**Problem to solve**. Lay out the lines as a JSON list of strings, one string per line and blank lines omitted, from the first line through the line containing "item-description: Marinated fresh", inclusive.

**Records excerpted from a collection**.
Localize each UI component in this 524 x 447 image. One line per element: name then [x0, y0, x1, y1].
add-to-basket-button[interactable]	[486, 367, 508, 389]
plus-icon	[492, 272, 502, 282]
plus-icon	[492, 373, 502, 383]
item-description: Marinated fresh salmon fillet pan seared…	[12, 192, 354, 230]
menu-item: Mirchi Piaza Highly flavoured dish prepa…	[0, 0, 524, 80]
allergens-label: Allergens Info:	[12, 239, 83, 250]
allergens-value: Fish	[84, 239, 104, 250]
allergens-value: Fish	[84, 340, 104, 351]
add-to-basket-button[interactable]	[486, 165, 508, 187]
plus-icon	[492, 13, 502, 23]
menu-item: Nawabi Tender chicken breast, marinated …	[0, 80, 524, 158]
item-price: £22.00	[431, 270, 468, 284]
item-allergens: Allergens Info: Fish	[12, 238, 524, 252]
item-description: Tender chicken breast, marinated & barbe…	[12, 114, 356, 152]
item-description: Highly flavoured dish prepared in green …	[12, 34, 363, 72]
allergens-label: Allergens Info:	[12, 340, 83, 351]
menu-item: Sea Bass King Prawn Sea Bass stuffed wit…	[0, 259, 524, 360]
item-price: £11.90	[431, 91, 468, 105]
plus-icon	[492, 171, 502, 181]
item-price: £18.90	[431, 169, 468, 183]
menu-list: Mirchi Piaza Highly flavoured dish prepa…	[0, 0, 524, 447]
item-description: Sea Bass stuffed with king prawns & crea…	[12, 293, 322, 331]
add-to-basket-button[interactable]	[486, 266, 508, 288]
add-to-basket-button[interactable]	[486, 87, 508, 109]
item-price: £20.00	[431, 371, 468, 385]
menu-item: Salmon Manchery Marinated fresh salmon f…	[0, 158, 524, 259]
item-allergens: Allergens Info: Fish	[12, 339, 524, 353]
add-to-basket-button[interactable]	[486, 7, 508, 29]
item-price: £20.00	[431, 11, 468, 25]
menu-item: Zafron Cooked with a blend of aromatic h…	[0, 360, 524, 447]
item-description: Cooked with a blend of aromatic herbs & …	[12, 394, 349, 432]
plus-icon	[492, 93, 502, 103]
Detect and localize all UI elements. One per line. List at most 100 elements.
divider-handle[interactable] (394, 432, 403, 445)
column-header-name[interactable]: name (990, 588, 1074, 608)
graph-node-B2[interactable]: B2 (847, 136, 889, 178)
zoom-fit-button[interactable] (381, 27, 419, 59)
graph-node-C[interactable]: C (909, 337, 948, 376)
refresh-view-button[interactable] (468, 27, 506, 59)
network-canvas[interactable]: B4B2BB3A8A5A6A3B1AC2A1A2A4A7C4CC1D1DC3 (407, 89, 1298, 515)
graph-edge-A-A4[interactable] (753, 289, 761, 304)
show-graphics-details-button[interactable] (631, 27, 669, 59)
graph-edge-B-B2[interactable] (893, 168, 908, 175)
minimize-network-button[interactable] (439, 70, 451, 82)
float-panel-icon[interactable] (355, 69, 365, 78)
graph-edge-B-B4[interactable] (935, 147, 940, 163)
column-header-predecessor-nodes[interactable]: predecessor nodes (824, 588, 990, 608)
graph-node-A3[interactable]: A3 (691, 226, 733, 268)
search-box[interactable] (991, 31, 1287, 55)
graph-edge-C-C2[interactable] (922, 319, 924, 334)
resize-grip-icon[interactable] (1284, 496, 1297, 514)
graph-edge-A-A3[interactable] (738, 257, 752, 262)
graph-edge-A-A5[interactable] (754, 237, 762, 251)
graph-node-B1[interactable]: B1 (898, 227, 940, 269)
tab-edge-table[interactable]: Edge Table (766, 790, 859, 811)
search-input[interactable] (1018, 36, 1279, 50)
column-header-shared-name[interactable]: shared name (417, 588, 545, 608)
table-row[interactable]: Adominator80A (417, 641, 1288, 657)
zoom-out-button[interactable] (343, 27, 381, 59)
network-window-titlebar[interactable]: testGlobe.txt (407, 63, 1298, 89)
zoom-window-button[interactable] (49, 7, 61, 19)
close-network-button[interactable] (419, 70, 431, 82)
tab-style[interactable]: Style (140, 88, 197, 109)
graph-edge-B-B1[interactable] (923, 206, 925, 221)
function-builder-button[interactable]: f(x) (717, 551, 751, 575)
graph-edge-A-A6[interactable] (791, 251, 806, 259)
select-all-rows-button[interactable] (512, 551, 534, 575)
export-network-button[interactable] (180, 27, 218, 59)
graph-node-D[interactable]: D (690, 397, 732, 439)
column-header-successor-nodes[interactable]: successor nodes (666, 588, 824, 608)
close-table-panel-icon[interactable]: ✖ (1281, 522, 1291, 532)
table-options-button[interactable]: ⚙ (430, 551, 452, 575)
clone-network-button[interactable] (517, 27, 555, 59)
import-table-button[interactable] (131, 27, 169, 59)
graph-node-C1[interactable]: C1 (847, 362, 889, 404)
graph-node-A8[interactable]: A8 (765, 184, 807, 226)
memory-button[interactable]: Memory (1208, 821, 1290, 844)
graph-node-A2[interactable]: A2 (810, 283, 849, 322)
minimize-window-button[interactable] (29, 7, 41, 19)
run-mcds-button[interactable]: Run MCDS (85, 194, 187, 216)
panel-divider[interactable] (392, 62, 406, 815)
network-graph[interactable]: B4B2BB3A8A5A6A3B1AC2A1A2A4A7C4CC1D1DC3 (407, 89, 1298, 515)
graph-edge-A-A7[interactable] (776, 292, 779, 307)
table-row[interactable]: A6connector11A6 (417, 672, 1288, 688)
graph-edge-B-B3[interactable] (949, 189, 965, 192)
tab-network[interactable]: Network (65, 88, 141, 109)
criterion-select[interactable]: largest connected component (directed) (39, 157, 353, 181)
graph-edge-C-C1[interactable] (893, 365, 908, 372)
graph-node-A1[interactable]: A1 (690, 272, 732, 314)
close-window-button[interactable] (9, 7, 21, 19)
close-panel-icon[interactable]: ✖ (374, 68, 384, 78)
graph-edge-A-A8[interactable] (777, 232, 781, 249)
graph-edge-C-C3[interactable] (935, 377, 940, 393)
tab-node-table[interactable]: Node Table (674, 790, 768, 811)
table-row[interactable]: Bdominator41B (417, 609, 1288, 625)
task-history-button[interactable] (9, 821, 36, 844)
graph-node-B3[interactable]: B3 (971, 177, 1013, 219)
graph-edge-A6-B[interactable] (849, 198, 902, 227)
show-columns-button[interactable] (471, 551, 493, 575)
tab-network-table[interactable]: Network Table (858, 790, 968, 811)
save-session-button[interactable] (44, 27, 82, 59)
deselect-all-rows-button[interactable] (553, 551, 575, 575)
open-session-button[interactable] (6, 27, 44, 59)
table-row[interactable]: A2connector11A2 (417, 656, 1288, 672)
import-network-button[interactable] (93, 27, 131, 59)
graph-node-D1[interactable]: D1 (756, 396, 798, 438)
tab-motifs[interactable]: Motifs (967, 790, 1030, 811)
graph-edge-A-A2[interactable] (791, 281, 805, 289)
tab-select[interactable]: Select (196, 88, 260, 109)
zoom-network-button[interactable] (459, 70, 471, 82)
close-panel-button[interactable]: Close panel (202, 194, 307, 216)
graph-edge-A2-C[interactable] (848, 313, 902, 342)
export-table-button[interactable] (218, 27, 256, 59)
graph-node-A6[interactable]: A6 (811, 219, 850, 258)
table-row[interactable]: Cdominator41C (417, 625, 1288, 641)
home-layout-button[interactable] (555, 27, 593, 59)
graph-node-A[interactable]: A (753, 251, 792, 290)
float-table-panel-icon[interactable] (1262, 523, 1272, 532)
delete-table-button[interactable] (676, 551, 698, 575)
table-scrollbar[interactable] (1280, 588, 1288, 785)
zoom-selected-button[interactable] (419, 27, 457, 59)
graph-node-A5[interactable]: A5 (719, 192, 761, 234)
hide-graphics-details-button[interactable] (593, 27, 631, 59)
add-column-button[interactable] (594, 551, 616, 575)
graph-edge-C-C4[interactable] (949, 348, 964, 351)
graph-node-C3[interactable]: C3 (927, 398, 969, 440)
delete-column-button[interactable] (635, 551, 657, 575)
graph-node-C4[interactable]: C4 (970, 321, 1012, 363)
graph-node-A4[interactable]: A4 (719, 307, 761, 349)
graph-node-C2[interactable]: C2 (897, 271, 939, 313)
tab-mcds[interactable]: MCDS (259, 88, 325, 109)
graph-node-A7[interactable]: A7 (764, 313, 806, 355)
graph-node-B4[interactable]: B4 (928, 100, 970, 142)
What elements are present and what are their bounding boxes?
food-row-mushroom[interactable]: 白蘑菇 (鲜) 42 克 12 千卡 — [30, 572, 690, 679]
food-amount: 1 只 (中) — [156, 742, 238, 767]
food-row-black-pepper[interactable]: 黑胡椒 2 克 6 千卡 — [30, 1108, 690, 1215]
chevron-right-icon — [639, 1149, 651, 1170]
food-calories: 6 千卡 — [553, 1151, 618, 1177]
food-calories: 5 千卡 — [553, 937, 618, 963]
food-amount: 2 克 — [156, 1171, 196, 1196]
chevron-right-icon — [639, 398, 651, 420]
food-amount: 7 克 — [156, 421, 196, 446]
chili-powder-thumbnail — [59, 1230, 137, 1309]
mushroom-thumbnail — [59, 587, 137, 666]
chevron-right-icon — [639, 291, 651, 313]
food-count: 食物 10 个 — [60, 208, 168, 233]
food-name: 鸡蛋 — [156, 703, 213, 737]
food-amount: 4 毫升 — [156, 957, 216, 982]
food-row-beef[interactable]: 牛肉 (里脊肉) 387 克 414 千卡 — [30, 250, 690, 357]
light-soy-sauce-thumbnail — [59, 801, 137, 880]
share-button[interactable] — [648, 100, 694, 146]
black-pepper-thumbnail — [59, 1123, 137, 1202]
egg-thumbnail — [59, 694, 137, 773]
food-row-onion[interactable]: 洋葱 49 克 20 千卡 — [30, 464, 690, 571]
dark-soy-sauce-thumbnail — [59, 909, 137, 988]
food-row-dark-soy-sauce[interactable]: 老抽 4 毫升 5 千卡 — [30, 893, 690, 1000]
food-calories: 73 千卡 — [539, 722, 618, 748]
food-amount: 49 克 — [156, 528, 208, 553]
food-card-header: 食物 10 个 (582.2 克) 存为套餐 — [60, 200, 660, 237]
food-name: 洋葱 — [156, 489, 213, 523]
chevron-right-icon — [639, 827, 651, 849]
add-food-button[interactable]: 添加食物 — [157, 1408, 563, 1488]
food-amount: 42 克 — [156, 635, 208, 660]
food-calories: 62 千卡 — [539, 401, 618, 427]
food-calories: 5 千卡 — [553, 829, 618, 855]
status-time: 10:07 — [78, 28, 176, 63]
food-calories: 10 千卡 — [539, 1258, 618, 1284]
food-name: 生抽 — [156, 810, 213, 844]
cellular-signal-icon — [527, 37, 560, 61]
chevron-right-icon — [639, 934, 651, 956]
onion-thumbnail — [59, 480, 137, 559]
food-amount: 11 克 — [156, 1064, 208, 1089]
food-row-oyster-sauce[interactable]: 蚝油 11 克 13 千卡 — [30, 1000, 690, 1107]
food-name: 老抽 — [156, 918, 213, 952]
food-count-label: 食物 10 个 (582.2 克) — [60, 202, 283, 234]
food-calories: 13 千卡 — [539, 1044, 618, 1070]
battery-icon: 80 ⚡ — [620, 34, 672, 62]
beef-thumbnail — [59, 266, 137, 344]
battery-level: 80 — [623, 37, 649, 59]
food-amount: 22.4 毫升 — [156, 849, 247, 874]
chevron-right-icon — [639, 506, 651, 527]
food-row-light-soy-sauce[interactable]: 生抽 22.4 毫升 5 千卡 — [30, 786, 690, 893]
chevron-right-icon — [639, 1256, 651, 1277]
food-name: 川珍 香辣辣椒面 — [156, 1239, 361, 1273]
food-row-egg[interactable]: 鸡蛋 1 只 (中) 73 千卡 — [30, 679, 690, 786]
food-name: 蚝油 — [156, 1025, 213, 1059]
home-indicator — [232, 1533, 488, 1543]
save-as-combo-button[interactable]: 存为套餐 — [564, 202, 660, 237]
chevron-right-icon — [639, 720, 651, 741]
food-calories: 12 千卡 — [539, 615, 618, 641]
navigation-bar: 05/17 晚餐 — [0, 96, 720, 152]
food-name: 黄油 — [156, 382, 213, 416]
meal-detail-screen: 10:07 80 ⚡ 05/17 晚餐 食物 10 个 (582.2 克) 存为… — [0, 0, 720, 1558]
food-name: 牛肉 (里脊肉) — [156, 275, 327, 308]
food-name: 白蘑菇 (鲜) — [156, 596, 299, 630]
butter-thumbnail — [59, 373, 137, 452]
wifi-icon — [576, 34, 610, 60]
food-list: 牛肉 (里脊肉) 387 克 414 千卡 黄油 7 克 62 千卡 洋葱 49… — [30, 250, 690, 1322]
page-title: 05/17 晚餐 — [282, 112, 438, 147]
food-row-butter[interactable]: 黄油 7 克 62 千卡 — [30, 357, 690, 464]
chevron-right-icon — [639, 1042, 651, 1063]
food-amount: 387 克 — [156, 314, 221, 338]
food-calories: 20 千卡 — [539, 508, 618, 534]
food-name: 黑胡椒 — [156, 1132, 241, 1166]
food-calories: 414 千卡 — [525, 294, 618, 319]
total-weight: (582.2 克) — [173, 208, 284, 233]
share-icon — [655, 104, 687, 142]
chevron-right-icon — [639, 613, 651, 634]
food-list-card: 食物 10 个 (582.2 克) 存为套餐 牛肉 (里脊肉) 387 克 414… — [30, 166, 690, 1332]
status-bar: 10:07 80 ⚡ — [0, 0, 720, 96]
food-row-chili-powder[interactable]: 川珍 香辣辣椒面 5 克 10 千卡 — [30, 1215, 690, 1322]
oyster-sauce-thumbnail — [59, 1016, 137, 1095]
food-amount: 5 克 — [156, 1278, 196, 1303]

**Exercise result**.
[
  "Localize each UI component in this 524 x 447 image. One line per element: name then [x0, y0, x1, y1].",
  "add-to-basket-button[interactable]\t[486, 367, 508, 389]",
  "plus-icon\t[492, 272, 502, 282]",
  "plus-icon\t[492, 373, 502, 383]",
  "item-description: Marinated fresh salmon fillet pan seared…\t[12, 192, 354, 230]"
]